- **RECORDS SUPPLIED**
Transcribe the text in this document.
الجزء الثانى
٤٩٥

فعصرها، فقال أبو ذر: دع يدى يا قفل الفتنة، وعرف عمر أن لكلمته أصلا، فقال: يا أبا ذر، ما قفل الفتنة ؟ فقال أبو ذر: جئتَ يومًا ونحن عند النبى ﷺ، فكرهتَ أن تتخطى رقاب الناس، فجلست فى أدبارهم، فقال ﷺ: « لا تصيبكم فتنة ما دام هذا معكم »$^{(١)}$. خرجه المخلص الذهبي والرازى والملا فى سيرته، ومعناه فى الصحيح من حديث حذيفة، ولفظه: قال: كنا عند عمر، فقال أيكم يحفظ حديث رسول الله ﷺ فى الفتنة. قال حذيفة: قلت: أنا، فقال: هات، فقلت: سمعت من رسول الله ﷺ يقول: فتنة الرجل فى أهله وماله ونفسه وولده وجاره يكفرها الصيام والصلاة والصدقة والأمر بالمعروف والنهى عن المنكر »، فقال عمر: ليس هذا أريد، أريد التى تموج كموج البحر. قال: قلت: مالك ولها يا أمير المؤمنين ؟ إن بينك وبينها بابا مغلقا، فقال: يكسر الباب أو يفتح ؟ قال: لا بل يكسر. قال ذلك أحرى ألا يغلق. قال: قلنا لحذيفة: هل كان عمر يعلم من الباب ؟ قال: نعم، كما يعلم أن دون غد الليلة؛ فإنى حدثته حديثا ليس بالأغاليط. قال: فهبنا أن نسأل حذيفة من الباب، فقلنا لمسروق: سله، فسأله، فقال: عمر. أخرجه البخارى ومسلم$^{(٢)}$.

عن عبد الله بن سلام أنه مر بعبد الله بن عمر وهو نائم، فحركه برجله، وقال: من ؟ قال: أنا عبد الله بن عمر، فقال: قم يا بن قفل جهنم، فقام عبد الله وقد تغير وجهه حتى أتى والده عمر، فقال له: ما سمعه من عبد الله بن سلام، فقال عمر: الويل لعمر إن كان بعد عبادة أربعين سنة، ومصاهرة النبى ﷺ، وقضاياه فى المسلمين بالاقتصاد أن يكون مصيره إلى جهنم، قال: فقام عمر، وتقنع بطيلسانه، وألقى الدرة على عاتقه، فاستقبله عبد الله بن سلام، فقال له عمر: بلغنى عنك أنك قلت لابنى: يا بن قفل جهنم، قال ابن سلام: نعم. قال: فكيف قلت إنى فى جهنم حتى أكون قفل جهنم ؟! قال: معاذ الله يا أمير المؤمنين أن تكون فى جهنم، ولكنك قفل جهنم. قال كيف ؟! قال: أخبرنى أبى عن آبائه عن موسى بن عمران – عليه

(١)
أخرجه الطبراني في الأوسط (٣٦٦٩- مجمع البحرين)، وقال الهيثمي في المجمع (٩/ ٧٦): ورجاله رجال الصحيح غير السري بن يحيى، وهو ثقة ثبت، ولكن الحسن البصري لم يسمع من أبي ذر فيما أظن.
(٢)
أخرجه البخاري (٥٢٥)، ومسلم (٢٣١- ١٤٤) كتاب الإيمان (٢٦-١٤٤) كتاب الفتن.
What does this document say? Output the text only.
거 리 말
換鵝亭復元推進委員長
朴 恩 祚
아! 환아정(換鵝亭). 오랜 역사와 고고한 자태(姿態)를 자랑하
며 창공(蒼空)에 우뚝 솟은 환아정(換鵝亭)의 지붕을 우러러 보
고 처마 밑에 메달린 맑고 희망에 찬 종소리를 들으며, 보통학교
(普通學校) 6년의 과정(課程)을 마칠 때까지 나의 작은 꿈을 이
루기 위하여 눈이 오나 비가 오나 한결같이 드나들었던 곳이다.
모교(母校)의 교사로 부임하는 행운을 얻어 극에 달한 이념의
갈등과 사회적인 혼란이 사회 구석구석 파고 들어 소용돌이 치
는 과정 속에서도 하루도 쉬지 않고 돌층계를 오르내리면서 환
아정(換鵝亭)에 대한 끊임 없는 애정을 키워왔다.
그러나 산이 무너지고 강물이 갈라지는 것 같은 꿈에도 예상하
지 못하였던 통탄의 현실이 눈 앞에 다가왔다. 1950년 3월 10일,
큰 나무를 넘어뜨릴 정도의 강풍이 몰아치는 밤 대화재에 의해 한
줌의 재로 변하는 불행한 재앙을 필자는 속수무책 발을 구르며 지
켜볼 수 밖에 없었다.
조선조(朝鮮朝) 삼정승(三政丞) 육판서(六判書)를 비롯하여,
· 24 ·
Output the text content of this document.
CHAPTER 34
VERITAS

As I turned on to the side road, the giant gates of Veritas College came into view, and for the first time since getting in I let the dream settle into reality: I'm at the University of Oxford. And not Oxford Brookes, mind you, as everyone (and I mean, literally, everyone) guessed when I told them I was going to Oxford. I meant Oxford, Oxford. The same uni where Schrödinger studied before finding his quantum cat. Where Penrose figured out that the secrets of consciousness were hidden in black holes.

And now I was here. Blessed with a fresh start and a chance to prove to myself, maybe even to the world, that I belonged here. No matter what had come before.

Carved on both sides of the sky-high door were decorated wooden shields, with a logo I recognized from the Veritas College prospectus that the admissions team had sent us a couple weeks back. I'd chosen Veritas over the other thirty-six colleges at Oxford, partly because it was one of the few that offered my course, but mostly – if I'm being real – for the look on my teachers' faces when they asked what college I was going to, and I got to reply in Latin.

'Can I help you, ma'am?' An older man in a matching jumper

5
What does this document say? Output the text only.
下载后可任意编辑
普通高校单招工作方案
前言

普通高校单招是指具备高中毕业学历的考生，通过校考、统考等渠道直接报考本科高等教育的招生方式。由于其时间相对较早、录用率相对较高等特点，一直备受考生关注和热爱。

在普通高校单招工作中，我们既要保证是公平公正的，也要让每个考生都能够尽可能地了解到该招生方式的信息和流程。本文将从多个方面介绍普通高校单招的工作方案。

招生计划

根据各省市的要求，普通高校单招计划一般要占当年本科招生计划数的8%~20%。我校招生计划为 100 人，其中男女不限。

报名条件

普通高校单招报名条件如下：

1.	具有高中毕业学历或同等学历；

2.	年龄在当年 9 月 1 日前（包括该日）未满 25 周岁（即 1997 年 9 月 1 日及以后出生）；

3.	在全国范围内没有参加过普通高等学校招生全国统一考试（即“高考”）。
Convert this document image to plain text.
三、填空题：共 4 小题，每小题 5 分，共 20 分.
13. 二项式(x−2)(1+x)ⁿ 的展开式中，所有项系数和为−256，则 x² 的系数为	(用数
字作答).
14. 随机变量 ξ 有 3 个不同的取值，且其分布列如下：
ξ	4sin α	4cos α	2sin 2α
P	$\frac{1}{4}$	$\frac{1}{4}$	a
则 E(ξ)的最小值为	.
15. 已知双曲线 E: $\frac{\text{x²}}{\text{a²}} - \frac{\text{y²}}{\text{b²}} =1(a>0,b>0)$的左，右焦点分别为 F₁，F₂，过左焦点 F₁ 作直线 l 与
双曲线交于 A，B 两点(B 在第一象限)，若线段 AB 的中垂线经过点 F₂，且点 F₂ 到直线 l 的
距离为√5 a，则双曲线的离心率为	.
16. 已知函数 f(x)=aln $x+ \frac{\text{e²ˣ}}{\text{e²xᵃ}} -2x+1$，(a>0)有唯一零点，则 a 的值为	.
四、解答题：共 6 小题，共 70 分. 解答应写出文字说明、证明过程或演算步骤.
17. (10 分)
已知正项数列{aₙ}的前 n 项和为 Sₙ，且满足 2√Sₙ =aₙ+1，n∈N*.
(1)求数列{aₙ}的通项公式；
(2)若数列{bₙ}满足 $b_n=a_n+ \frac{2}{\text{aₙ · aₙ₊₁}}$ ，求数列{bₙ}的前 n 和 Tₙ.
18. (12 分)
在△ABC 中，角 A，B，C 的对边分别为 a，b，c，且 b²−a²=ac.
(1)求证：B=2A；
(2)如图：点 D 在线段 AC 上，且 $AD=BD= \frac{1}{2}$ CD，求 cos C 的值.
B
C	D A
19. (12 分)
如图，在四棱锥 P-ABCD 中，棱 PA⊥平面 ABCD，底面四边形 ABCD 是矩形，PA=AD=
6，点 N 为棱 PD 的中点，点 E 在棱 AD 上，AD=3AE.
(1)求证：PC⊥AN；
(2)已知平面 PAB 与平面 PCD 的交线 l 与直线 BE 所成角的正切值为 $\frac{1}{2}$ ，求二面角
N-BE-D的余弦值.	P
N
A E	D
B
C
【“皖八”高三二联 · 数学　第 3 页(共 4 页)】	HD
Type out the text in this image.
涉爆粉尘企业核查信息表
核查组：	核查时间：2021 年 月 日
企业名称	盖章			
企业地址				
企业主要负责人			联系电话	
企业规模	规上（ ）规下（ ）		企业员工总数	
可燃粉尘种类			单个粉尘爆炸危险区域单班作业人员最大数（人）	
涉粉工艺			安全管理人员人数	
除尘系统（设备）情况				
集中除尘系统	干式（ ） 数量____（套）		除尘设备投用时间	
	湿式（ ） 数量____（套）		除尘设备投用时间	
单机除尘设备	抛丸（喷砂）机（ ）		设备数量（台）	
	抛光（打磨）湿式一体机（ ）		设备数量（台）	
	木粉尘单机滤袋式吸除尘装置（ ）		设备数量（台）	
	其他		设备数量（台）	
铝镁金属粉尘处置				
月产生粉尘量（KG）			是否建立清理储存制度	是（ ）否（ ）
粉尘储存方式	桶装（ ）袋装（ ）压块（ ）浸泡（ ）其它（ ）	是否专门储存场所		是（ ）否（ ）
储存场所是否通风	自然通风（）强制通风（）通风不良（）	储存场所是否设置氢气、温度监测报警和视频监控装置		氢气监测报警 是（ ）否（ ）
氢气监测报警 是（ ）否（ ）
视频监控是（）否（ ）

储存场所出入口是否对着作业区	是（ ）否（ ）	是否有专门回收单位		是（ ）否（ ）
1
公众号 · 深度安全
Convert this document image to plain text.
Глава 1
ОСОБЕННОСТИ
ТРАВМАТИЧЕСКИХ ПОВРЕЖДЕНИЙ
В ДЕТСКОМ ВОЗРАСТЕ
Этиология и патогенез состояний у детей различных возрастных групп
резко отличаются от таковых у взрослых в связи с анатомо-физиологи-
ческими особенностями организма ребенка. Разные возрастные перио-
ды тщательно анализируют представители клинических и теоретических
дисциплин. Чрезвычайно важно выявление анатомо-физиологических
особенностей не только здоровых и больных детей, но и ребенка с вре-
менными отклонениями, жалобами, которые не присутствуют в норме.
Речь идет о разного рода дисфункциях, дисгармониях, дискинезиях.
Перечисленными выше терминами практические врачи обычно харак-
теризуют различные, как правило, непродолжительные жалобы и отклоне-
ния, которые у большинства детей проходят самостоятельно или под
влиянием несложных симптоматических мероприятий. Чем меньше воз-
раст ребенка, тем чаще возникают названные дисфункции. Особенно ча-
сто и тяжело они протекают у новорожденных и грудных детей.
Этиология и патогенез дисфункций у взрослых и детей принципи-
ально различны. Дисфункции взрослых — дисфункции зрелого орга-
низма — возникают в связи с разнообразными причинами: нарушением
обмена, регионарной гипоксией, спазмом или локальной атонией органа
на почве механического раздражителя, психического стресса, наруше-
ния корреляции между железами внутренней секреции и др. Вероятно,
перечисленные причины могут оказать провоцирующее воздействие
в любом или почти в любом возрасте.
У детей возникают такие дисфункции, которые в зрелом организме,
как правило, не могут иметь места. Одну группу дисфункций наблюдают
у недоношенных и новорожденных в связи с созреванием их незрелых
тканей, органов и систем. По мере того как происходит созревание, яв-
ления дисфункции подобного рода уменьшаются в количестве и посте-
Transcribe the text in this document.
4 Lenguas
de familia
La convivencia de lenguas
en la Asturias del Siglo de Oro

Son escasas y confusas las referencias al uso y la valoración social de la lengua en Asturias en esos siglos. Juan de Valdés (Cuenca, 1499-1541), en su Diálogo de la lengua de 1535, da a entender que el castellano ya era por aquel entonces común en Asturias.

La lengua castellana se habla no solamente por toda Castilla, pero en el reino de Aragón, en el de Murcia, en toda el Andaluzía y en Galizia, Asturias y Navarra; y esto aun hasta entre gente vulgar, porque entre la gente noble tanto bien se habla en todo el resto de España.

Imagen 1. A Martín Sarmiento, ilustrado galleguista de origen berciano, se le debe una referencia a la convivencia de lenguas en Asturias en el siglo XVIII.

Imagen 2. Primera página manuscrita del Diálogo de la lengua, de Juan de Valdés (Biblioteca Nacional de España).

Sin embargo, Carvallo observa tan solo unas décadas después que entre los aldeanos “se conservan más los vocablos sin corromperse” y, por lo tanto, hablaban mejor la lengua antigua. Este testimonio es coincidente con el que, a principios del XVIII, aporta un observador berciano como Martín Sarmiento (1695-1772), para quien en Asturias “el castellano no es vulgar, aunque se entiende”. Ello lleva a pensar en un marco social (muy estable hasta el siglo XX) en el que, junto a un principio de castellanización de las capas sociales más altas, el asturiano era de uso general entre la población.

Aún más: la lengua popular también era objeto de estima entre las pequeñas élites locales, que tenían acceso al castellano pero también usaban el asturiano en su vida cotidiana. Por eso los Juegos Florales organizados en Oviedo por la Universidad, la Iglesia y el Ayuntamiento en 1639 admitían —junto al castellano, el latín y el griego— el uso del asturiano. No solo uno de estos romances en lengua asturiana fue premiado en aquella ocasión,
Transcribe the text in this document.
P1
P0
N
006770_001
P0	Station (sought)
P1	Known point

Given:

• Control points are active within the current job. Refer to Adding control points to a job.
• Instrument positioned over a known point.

- **EXERCISE DIRECTIONS**
Nothing but a number is needed here: how many lines hold the string "возникают"?

- **RESPONSE TO THIS TASK**
3